Find every line in the records below that holds the word "JSON" and copy it.

Extracted records
════════════════════

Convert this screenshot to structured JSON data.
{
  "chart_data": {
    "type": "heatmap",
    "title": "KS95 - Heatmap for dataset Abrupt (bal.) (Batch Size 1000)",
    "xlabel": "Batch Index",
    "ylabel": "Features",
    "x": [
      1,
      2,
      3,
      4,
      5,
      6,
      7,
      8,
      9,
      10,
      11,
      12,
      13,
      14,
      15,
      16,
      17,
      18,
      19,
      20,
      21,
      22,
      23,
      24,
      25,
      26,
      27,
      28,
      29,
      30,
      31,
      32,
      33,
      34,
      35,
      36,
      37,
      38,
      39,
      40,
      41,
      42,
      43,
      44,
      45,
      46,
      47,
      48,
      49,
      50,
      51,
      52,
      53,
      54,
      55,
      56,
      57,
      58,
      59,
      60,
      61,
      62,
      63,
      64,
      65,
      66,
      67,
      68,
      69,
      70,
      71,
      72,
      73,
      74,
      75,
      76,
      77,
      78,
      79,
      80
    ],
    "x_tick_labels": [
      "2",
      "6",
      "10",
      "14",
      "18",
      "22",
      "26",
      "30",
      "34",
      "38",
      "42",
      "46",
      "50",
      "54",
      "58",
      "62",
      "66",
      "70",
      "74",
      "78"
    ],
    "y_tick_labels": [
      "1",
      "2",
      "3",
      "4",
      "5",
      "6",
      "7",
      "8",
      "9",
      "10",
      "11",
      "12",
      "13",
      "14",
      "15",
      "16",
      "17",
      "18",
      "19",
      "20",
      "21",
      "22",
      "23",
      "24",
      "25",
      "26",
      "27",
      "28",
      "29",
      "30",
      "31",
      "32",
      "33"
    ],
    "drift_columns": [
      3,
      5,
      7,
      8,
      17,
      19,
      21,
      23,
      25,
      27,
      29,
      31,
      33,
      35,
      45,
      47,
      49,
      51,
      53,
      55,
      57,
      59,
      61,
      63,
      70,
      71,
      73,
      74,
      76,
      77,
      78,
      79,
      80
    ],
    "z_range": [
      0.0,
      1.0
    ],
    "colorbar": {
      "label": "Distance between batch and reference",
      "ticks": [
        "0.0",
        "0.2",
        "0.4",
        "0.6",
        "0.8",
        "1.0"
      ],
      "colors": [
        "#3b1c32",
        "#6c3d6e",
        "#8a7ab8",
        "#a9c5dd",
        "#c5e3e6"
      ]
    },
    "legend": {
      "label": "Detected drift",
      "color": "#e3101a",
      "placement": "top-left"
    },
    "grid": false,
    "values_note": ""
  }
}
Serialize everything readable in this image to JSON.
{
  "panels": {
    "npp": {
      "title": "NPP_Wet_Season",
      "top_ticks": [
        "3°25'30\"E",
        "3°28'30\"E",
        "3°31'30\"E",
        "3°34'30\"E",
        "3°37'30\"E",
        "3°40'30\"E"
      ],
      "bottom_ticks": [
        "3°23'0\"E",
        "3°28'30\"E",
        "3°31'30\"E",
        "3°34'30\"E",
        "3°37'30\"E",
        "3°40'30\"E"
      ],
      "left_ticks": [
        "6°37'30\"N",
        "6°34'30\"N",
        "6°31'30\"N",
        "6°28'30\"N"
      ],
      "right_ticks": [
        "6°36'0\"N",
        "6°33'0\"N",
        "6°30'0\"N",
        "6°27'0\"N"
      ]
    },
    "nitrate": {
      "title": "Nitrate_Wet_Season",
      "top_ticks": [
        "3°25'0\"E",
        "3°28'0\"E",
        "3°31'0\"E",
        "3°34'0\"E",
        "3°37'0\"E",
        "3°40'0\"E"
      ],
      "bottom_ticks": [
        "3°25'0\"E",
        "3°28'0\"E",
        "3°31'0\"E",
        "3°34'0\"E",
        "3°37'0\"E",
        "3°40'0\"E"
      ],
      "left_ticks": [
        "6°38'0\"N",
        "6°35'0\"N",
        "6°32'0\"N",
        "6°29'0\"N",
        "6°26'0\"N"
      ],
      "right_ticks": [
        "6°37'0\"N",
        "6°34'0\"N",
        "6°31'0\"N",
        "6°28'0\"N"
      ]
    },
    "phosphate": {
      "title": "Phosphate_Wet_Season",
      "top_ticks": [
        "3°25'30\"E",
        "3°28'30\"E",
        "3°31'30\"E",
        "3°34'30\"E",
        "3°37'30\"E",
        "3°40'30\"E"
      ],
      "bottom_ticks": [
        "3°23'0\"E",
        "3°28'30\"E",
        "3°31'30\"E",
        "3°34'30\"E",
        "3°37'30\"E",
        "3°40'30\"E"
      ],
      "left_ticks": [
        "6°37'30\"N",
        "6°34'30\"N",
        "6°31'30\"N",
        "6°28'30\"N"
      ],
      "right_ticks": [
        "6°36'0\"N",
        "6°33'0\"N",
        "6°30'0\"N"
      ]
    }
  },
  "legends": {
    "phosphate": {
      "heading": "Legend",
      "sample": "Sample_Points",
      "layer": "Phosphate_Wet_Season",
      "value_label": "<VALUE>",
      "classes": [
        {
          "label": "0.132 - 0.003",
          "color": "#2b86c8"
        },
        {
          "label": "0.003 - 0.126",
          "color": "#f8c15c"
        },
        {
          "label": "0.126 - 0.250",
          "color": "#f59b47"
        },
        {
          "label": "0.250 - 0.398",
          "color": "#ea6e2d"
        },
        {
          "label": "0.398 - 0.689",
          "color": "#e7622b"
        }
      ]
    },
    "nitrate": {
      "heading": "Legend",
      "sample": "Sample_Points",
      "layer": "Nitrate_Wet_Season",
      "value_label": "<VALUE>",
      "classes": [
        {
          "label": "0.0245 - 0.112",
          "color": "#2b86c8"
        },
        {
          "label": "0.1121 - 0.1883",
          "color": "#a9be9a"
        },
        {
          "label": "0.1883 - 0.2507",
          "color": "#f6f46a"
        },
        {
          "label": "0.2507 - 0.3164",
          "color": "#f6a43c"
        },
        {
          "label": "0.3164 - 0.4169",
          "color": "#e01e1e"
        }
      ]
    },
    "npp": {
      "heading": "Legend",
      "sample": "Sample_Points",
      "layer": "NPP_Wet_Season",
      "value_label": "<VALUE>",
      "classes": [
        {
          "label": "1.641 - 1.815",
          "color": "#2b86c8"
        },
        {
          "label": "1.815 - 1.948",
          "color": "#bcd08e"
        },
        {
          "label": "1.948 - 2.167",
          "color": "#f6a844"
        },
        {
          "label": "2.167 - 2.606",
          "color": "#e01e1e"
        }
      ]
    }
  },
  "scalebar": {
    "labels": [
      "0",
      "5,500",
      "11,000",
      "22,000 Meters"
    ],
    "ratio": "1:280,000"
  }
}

════════════════════

EXERCISE RESULT
Convert this screenshot to structured JSON data.
Serialize everything readable in this image to JSON.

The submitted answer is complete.